**EXERCISE GOAL:** Look through the data below. Collect every line where the word "this" occurs.

**RECORD LIST:**
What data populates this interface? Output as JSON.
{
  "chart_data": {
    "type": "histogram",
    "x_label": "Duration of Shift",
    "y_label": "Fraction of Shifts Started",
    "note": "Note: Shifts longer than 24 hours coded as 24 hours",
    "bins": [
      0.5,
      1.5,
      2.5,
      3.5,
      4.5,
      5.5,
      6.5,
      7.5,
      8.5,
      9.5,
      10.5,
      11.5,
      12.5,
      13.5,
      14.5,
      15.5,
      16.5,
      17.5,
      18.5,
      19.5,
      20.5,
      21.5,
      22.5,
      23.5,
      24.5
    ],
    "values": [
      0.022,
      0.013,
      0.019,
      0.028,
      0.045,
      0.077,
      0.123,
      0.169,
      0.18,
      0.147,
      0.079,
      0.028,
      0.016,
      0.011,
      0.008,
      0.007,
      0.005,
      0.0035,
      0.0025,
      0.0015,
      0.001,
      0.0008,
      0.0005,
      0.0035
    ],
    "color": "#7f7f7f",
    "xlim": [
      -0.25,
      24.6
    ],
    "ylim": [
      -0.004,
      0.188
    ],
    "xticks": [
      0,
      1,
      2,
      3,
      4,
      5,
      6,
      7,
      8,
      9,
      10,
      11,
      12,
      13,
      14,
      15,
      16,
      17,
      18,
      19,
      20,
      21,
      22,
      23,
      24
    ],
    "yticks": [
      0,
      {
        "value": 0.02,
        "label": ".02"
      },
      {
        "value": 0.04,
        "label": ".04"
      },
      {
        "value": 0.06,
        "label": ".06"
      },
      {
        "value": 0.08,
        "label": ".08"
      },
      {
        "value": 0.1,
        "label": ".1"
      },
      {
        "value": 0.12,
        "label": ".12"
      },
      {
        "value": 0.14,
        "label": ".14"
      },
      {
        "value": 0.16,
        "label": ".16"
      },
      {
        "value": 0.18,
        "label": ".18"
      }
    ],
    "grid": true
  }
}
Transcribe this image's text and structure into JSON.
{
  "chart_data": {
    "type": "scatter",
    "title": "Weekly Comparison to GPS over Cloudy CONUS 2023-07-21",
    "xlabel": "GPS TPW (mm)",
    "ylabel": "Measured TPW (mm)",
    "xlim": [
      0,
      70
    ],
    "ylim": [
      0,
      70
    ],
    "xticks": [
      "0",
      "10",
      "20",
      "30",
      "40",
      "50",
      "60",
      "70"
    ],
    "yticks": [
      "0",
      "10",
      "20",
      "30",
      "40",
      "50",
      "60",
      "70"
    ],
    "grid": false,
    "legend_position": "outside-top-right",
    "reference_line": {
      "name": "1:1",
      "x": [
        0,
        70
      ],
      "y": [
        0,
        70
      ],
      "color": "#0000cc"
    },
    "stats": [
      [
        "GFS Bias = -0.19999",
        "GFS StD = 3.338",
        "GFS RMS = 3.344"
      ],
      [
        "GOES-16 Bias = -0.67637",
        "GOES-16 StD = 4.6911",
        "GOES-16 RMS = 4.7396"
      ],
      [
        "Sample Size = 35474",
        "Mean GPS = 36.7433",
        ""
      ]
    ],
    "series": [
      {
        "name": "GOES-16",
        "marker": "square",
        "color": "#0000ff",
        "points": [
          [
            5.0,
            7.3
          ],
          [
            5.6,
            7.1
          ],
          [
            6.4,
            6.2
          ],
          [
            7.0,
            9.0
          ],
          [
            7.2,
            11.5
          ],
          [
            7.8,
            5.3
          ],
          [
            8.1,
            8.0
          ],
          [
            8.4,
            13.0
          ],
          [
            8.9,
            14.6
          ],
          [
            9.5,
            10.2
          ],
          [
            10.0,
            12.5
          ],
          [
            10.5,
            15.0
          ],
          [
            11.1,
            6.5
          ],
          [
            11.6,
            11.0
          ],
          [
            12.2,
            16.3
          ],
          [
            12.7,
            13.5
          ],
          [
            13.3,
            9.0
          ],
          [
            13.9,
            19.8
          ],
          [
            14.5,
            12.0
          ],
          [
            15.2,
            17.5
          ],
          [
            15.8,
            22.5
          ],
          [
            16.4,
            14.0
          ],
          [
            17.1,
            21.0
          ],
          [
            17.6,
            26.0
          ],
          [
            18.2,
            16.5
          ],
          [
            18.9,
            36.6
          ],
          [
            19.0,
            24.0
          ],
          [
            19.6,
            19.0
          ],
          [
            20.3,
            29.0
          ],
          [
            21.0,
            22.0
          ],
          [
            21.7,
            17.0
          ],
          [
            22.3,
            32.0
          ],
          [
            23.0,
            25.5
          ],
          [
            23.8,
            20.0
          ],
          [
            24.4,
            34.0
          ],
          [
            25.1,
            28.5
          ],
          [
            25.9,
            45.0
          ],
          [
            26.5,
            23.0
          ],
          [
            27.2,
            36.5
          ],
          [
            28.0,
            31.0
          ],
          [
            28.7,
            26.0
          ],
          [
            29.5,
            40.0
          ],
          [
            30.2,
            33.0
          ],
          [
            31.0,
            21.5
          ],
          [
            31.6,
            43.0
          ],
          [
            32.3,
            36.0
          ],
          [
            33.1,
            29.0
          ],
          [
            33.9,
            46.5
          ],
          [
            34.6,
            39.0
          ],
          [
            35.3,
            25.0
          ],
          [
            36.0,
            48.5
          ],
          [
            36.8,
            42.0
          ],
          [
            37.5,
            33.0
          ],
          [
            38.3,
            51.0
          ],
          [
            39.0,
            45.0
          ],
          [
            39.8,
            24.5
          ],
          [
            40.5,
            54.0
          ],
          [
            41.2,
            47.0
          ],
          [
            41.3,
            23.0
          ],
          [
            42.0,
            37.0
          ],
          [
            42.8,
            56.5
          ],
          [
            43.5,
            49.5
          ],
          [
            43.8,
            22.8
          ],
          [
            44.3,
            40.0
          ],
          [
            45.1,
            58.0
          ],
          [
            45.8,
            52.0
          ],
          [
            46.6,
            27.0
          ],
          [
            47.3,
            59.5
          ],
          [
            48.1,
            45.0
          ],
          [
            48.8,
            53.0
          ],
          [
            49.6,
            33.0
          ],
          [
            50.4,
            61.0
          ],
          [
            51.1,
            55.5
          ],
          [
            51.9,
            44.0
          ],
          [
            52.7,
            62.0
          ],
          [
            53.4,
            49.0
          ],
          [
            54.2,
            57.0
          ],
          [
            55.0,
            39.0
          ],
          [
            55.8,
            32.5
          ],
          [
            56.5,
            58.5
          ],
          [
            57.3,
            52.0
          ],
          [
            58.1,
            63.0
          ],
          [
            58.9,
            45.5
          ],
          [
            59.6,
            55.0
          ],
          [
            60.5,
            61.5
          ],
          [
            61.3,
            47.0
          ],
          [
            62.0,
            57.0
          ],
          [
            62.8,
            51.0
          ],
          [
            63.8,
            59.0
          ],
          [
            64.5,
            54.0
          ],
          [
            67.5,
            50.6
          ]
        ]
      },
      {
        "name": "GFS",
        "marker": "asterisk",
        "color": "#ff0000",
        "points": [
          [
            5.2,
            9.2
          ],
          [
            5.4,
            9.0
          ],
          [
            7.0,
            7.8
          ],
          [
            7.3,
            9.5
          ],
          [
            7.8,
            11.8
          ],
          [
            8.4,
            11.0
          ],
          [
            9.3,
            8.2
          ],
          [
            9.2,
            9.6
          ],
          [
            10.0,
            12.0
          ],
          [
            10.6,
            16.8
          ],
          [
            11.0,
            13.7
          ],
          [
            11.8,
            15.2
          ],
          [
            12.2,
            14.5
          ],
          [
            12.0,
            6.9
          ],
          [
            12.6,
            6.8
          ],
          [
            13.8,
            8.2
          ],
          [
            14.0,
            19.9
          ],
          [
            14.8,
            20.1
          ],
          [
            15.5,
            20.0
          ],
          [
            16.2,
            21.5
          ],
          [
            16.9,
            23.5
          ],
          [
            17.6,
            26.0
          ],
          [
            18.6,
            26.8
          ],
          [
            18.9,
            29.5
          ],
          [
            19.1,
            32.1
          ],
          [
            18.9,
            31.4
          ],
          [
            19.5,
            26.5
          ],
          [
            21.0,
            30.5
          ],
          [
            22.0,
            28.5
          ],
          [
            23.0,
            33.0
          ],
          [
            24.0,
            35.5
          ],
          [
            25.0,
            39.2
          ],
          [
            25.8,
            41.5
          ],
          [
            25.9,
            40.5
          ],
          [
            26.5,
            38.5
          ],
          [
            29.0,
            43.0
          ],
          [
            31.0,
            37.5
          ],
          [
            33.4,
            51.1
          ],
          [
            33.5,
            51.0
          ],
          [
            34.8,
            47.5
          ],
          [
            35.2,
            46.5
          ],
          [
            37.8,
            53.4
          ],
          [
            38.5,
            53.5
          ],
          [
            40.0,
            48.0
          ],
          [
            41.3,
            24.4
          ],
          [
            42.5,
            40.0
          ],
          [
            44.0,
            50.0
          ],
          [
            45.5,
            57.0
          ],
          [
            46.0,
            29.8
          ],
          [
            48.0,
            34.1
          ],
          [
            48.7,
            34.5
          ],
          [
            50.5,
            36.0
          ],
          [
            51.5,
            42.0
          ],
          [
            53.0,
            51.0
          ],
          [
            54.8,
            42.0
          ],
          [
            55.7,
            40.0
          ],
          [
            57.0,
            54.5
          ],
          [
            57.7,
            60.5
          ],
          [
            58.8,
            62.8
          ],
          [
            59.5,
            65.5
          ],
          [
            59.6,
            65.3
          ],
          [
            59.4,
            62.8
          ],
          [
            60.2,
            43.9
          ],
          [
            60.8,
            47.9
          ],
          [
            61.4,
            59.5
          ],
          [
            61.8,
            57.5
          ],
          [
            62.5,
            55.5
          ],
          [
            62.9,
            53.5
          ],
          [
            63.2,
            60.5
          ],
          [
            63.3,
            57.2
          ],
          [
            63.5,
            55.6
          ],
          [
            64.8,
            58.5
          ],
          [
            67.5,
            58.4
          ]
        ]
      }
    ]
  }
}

**TASK RESULT:**
What data populates this interface? Output as JSON.
Transcribe this image's text and structure into JSON.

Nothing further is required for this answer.